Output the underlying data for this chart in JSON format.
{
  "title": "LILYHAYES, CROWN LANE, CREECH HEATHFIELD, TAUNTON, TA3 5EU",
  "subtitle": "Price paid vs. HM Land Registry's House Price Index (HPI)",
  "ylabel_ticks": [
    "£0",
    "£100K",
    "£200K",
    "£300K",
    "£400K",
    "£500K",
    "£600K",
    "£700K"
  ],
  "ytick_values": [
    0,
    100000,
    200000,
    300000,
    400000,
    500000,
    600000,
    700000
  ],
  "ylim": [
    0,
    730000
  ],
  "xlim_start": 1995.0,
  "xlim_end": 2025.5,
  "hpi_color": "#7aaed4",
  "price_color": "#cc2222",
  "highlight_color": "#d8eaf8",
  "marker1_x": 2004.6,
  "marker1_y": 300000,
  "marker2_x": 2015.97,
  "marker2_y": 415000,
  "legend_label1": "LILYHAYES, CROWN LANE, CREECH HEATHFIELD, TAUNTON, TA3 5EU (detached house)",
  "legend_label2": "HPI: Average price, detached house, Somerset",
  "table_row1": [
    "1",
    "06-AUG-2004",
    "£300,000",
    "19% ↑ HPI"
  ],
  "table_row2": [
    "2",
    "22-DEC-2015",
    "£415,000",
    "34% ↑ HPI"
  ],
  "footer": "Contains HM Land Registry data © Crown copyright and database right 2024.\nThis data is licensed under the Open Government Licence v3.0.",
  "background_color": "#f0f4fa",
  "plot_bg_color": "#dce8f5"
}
---
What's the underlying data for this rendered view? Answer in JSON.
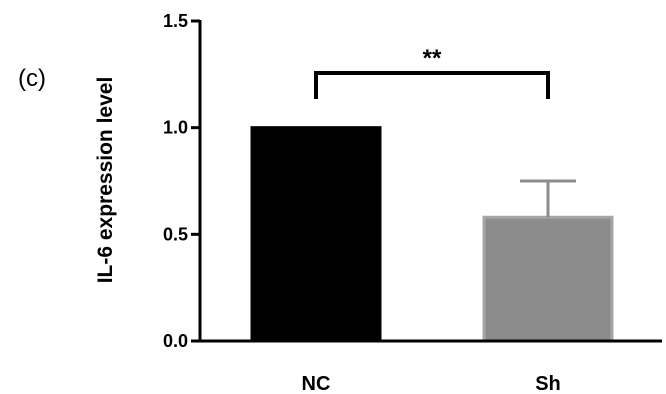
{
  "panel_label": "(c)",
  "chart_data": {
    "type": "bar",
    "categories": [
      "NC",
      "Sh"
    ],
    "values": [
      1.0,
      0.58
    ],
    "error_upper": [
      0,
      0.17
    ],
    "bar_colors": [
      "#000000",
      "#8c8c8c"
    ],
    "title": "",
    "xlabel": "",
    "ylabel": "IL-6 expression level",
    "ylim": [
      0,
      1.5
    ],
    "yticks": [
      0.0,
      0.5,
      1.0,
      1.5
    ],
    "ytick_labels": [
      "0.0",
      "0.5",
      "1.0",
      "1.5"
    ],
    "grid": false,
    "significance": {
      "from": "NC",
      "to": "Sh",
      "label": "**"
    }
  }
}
---
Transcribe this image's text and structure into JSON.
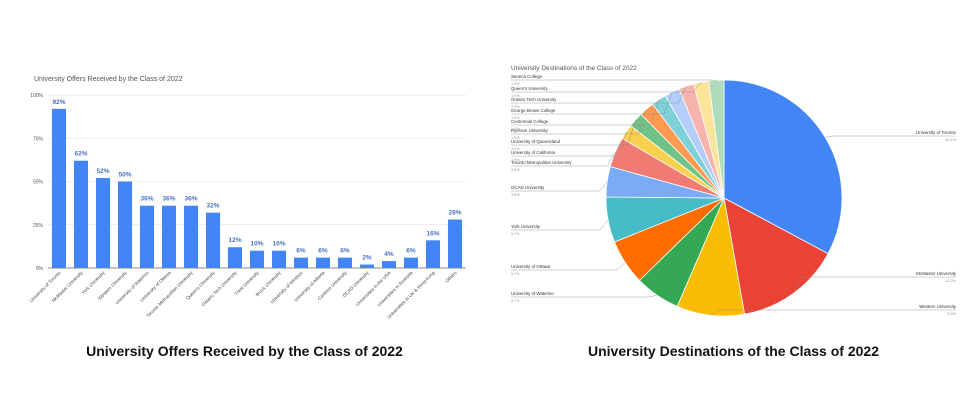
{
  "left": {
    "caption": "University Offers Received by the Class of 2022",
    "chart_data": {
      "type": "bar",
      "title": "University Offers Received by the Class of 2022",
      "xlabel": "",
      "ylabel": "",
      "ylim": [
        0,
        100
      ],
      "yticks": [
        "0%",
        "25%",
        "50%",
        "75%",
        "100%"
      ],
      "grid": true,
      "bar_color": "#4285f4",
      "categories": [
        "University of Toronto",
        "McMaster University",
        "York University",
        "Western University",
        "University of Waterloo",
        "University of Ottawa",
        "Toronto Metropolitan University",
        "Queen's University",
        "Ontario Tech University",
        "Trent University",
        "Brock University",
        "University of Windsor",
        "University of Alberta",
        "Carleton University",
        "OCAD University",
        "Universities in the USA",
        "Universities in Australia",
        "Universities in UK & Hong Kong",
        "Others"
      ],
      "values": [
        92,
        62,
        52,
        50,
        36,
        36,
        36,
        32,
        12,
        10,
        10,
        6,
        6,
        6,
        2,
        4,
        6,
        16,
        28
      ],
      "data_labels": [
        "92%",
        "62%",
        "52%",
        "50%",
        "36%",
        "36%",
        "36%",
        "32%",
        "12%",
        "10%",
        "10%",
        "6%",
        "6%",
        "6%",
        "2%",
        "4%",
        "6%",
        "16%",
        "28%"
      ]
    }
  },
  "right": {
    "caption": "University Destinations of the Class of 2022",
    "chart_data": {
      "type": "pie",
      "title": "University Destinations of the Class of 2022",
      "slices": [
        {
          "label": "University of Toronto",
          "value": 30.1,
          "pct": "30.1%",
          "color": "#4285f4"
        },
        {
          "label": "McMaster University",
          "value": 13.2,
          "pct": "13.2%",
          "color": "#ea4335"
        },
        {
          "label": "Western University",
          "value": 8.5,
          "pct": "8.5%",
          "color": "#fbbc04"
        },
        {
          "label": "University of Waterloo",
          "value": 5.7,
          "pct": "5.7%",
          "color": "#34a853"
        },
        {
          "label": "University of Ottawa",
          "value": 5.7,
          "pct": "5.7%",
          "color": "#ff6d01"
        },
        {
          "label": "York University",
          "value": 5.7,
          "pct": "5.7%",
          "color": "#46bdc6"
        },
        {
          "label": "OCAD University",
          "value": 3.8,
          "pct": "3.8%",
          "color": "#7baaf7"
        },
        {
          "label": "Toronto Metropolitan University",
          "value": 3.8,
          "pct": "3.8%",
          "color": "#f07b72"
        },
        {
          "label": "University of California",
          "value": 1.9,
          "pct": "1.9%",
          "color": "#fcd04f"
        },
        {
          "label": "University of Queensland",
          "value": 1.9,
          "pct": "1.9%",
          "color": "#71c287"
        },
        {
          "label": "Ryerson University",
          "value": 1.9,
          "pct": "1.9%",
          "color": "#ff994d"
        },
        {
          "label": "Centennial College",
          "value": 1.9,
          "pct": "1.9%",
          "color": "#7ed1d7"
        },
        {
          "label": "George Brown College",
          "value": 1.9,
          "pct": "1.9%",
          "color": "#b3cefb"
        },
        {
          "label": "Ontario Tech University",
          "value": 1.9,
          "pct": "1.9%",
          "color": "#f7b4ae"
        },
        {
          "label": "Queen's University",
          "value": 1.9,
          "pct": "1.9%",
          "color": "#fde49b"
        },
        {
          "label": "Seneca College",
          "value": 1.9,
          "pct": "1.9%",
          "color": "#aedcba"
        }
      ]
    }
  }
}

Job –
Note every line above where the string "HEATHFIELD" shows up, and copy those lines.

Output of the exercise –
  "title": "LILYHAYES, CROWN LANE, CREECH HEATHFIELD, TAUNTON, TA3 5EU",
  "legend_label1": "LILYHAYES, CROWN LANE, CREECH HEATHFIELD, TAUNTON, TA3 5EU (detached house)",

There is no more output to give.